▶ Task requirements
Repeat the data below exactly, dropping any pictures it holds.

▶ Data to process
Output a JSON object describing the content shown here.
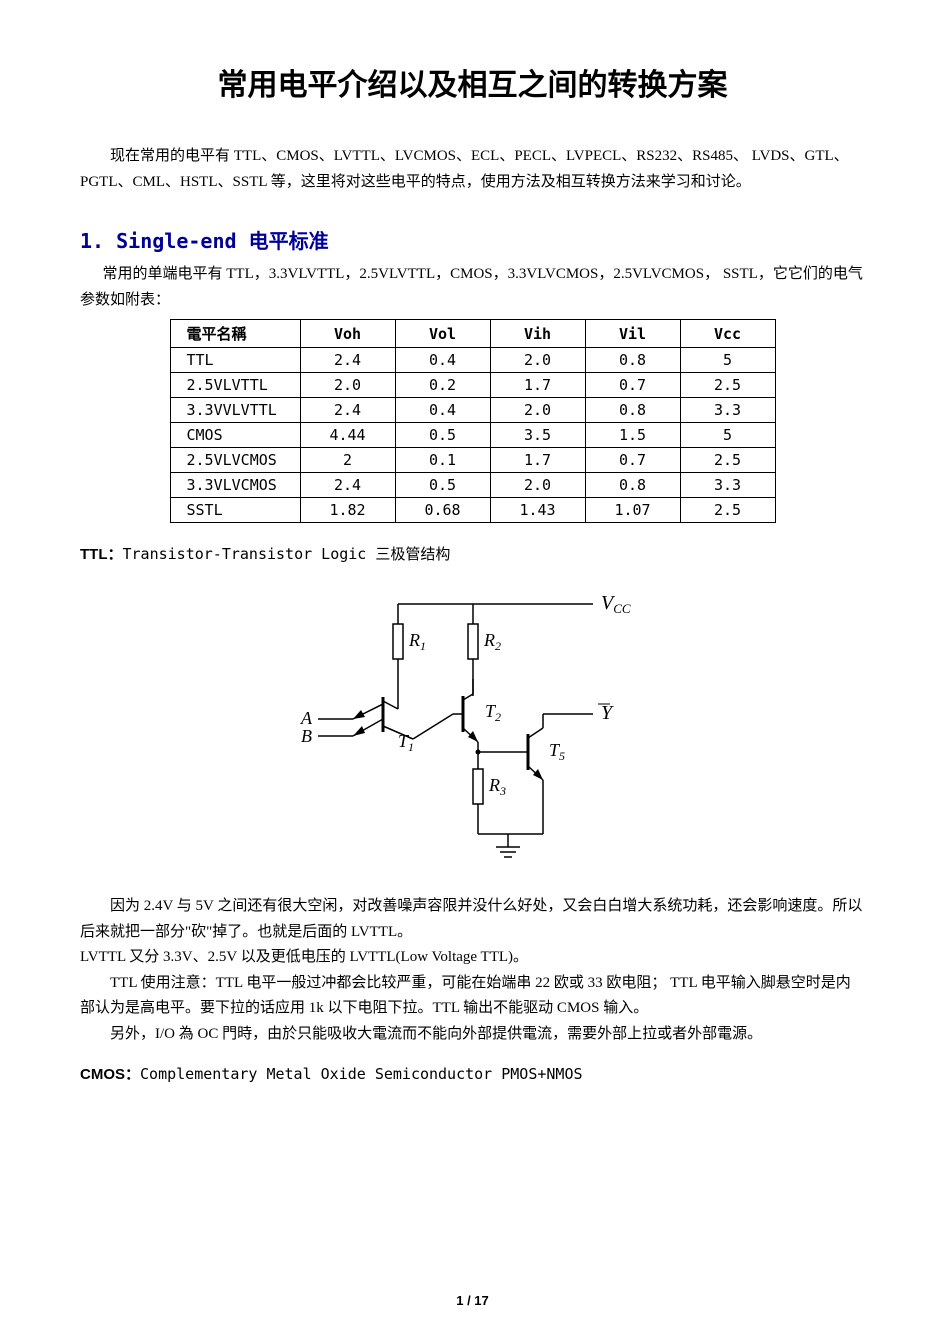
{
  "title": "常用电平介绍以及相互之间的转换方案",
  "intro": "现在常用的电平有 TTL、CMOS、LVTTL、LVCMOS、ECL、PECL、LVPECL、RS232、RS485、 LVDS、GTL、PGTL、CML、HSTL、SSTL 等，这里将对这些电平的特点，使用方法及相互转换方法来学习和讨论。",
  "section1": {
    "heading": "1. Single-end 电平标准",
    "desc": "常用的单端电平有 TTL，3.3VLVTTL，2.5VLVTTL，CMOS，3.3VLVCMOS，2.5VLVCMOS， SSTL，它它们的电气参数如附表：",
    "table": {
      "headers": [
        "電平名稱",
        "Voh",
        "Vol",
        "Vih",
        "Vil",
        "Vcc"
      ],
      "rows": [
        [
          "TTL",
          "2.4",
          "0.4",
          "2.0",
          "0.8",
          "5"
        ],
        [
          "2.5VLVTTL",
          "2.0",
          "0.2",
          "1.7",
          "0.7",
          "2.5"
        ],
        [
          "3.3VVLVTTL",
          "2.4",
          "0.4",
          "2.0",
          "0.8",
          "3.3"
        ],
        [
          "CMOS",
          "4.44",
          "0.5",
          "3.5",
          "1.5",
          "5"
        ],
        [
          "2.5VLVCMOS",
          "2",
          "0.1",
          "1.7",
          "0.7",
          "2.5"
        ],
        [
          "3.3VLVCMOS",
          "2.4",
          " 0.5",
          "2.0",
          "0.8",
          "3.3"
        ],
        [
          "SSTL",
          "1.82",
          "0.68",
          "1.43",
          "1.07",
          "2.5"
        ]
      ]
    }
  },
  "ttl": {
    "label": "TTL：",
    "desc": "Transistor-Transistor Logic 三极管结构",
    "diagram": {
      "labels": {
        "vcc": "V",
        "vcc_sub": "CC",
        "r1": "R",
        "r1_sub": "1",
        "r2": "R",
        "r2_sub": "2",
        "r3": "R",
        "r3_sub": "3",
        "t1": "T",
        "t1_sub": "1",
        "t2": "T",
        "t2_sub": "2",
        "t5": "T",
        "t5_sub": "5",
        "a": "A",
        "b": "B",
        "y": "Y"
      }
    },
    "para1": "因为 2.4V 与 5V 之间还有很大空闲，对改善噪声容限并没什么好处，又会白白增大系统功耗，还会影响速度。所以后来就把一部分\"砍\"掉了。也就是后面的 LVTTL。",
    "para2": "LVTTL 又分 3.3V、2.5V 以及更低电压的 LVTTL(Low Voltage TTL)。",
    "para3": "TTL 使用注意：TTL 电平一般过冲都会比较严重，可能在始端串 22 欧或 33 欧电阻； TTL 电平输入脚悬空时是内部认为是高电平。要下拉的话应用 1k 以下电阻下拉。TTL 输出不能驱动 CMOS 输入。",
    "para4": "另外，I/O 為 OC 門時，由於只能吸收大電流而不能向外部提供電流，需要外部上拉或者外部電源。"
  },
  "cmos": {
    "label": "CMOS：",
    "desc": "Complementary Metal Oxide Semiconductor PMOS+NMOS"
  },
  "page_number": "1 / 17"
}
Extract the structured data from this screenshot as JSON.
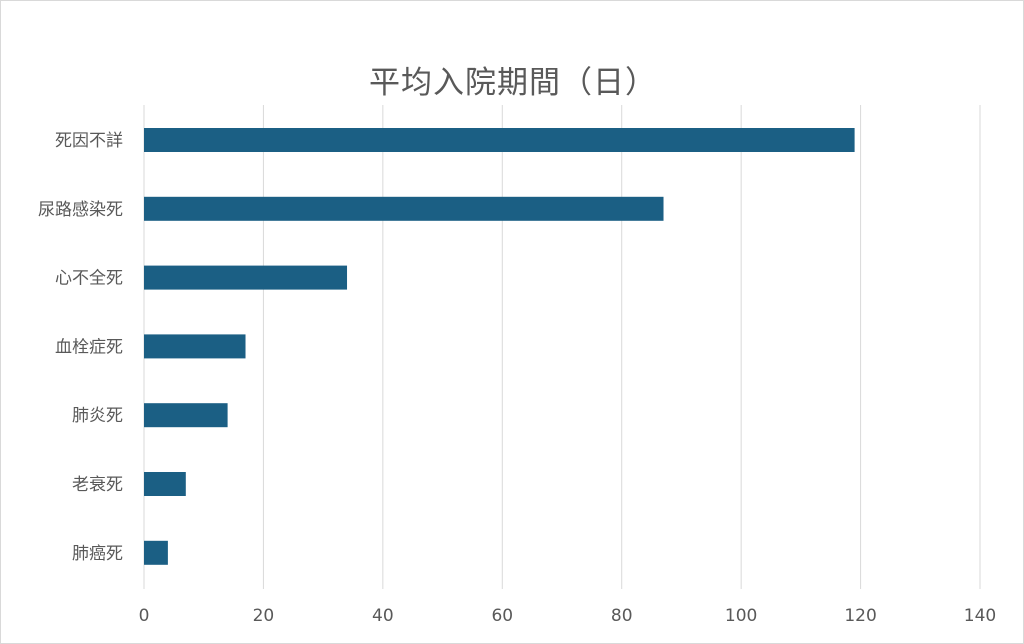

▶ Answer
Output a JSON object describing the content shown here.
{
  "title": "常用电平介绍以及相互之间的转换方案",
  "intro": "现在常用的电平有 TTL、CMOS、LVTTL、LVCMOS、ECL、PECL、LVPECL、RS232、RS485、 LVDS、GTL、PGTL、CML、HSTL、SSTL 等，这里将对这些电平的特点，使用方法及相互转换方法来学习和讨论。",
  "section1": {
    "heading": "1. Single-end 电平标准",
    "desc": "常用的单端电平有 TTL，3.3VLVTTL，2.5VLVTTL，CMOS，3.3VLVCMOS，2.5VLVCMOS， SSTL，它它们的电气参数如附表：",
    "table": {
      "headers": [
        "電平名稱",
        "Voh",
        "Vol",
        "Vih",
        "Vil",
        "Vcc"
      ],
      "rows": [
        [
          "TTL",
          "2.4",
          "0.4",
          "2.0",
          "0.8",
          "5"
        ],
        [
          "2.5VLVTTL",
          "2.0",
          "0.2",
          "1.7",
          "0.7",
          "2.5"
        ],
        [
          "3.3VVLVTTL",
          "2.4",
          "0.4",
          "2.0",
          "0.8",
          "3.3"
        ],
        [
          "CMOS",
          "4.44",
          "0.5",
          "3.5",
          "1.5",
          "5"
        ],
        [
          "2.5VLVCMOS",
          "2",
          "0.1",
          "1.7",
          "0.7",
          "2.5"
        ],
        [
          "3.3VLVCMOS",
          "2.4",
          " 0.5",
          "2.0",
          "0.8",
          "3.3"
        ],
        [
          "SSTL",
          "1.82",
          "0.68",
          "1.43",
          "1.07",
          "2.5"
        ]
      ]
    }
  },
  "ttl": {
    "label": "TTL：",
    "desc": "Transistor-Transistor Logic 三极管结构",
    "diagram": {
      "labels": {
        "vcc": "V",
        "vcc_sub": "CC",
        "r1": "R",
        "r1_sub": "1",
        "r2": "R",
        "r2_sub": "2",
        "r3": "R",
        "r3_sub": "3",
        "t1": "T",
        "t1_sub": "1",
        "t2": "T",
        "t2_sub": "2",
        "t5": "T",
        "t5_sub": "5",
        "a": "A",
        "b": "B",
        "y": "Y"
      }
    },
    "para1": "因为 2.4V 与 5V 之间还有很大空闲，对改善噪声容限并没什么好处，又会白白增大系统功耗，还会影响速度。所以后来就把一部分\"砍\"掉了。也就是后面的 LVTTL。",
    "para2": "LVTTL 又分 3.3V、2.5V 以及更低电压的 LVTTL(Low Voltage TTL)。",
    "para3": "TTL 使用注意：TTL 电平一般过冲都会比较严重，可能在始端串 22 欧或 33 欧电阻； TTL 电平输入脚悬空时是内部认为是高电平。要下拉的话应用 1k 以下电阻下拉。TTL 输出不能驱动 CMOS 输入。",
    "para4": "另外，I/O 為 OC 門時，由於只能吸收大電流而不能向外部提供電流，需要外部上拉或者外部電源。"
  },
  "cmos": {
    "label": "CMOS：",
    "desc": "Complementary Metal Oxide Semiconductor PMOS+NMOS"
  },
  "page_number": "1 / 17"
}
Extract the structured data from this screenshot as JSON.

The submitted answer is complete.